(Data excerpts)
Start

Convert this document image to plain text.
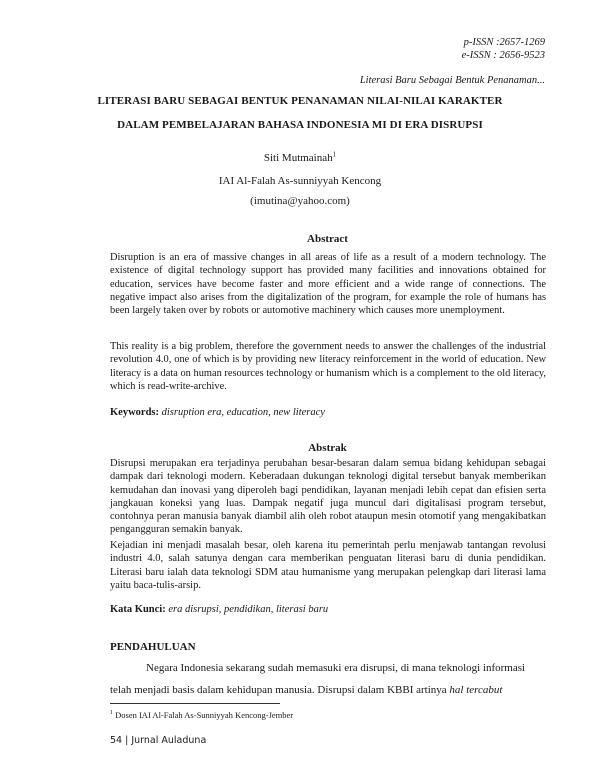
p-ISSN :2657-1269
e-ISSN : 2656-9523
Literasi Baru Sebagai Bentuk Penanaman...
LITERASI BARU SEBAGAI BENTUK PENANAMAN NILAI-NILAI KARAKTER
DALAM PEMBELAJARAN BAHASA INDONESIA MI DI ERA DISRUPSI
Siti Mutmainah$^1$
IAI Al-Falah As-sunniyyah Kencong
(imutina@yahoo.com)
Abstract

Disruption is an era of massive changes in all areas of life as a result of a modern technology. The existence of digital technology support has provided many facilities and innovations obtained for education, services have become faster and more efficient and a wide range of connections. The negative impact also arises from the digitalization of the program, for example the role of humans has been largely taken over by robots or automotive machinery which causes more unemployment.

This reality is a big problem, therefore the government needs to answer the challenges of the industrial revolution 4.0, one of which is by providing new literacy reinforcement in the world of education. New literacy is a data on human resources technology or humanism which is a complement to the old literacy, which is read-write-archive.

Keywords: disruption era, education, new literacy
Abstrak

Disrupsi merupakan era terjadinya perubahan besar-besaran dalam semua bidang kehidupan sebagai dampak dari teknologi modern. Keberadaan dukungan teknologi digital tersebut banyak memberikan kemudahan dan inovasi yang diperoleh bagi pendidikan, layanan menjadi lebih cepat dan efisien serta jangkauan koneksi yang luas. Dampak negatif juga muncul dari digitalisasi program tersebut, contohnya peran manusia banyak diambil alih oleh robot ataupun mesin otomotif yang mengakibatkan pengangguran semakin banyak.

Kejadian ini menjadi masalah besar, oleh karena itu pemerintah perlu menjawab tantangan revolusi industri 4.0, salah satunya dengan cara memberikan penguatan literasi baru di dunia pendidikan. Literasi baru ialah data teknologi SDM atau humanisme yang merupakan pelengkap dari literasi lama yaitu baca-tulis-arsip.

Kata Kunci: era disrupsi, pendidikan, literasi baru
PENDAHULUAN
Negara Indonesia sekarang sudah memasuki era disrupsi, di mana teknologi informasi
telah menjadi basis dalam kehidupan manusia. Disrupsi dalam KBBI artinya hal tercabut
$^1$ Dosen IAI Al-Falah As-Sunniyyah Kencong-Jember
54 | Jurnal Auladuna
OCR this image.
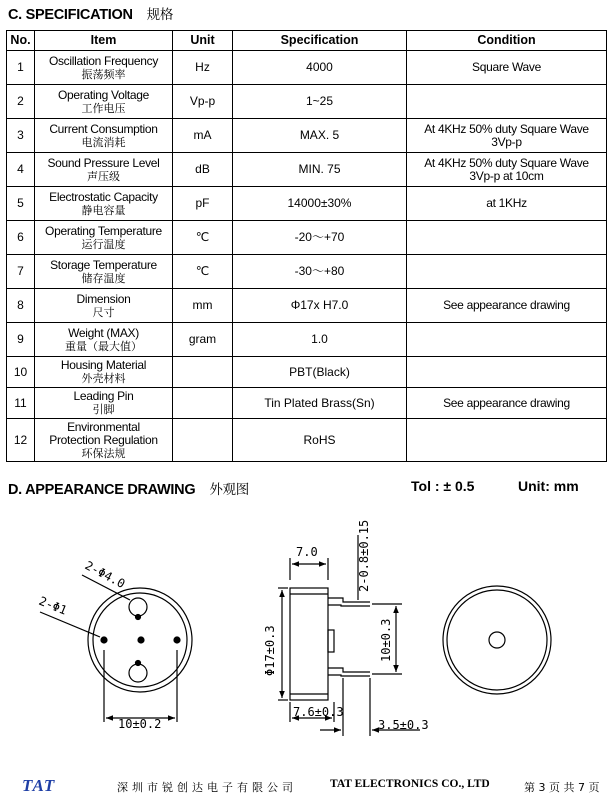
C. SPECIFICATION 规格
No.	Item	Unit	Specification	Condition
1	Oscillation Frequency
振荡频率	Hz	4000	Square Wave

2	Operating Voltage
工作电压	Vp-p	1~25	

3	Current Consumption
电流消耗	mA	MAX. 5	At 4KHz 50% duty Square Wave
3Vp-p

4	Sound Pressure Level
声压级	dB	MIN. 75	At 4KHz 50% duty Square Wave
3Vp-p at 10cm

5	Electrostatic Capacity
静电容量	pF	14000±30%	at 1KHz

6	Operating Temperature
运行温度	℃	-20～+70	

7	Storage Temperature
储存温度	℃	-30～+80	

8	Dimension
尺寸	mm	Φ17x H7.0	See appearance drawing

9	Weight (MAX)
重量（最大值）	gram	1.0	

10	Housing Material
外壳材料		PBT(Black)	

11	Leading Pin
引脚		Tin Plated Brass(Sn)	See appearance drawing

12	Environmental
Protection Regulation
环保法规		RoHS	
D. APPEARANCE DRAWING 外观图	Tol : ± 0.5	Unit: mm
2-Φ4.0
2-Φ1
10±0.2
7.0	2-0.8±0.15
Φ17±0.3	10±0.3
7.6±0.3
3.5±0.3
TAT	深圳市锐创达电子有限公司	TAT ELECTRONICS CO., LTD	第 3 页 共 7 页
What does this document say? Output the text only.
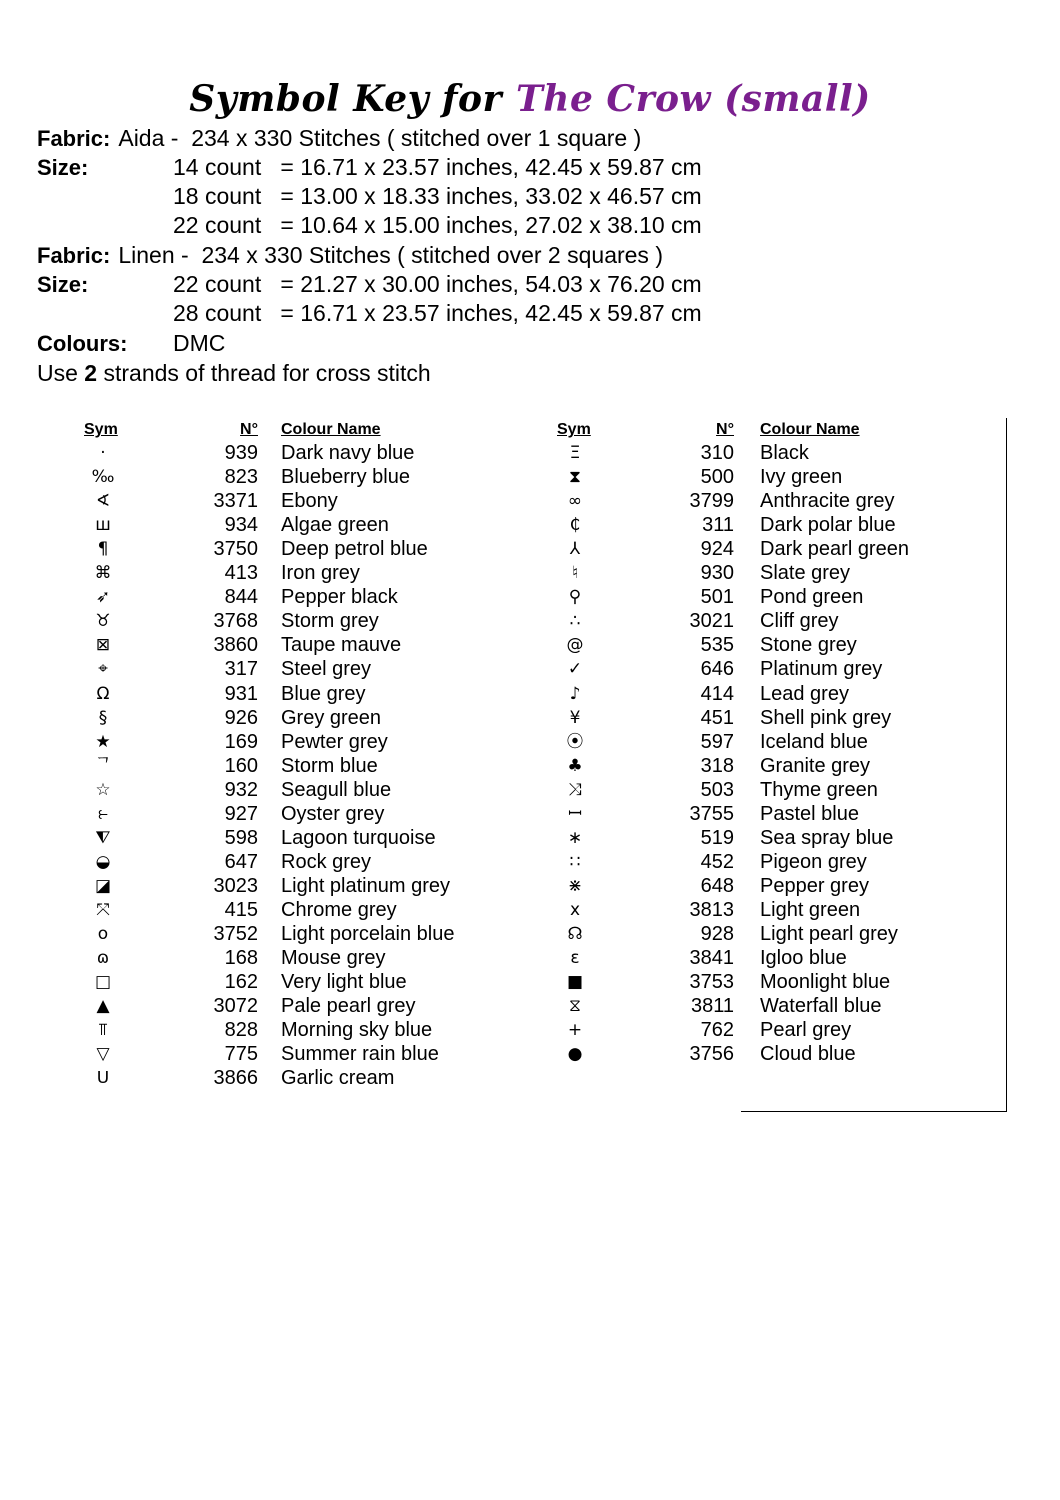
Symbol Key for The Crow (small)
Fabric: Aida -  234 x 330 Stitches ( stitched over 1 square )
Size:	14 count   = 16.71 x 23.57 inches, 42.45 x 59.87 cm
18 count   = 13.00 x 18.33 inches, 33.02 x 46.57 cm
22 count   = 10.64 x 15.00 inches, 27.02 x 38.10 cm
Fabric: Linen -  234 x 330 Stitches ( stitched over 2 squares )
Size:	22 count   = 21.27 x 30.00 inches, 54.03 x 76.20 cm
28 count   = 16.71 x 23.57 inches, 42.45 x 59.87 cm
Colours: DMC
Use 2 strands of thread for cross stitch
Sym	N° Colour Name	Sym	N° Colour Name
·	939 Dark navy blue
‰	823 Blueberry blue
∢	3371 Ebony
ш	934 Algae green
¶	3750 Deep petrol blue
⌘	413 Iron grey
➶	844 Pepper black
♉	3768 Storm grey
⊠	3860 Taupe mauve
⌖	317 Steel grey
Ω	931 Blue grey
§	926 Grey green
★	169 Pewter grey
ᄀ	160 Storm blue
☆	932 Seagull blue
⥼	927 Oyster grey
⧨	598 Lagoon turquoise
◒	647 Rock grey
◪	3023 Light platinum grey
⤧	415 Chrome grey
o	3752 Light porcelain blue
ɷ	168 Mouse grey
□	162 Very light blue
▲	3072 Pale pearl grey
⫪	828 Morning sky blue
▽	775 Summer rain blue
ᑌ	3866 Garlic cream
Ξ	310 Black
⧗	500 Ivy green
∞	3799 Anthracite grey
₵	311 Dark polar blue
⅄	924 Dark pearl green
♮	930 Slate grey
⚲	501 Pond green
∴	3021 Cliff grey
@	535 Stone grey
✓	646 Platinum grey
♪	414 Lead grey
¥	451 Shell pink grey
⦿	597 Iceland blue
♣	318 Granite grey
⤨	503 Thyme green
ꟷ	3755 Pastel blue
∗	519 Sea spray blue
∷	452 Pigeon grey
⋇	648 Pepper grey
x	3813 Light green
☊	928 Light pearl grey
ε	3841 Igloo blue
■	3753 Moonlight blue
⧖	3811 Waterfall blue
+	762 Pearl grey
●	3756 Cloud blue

End

Task to complete:
Across the preceding material, how many lines contain the word "menjadi"? State the number alone.

Written response:
3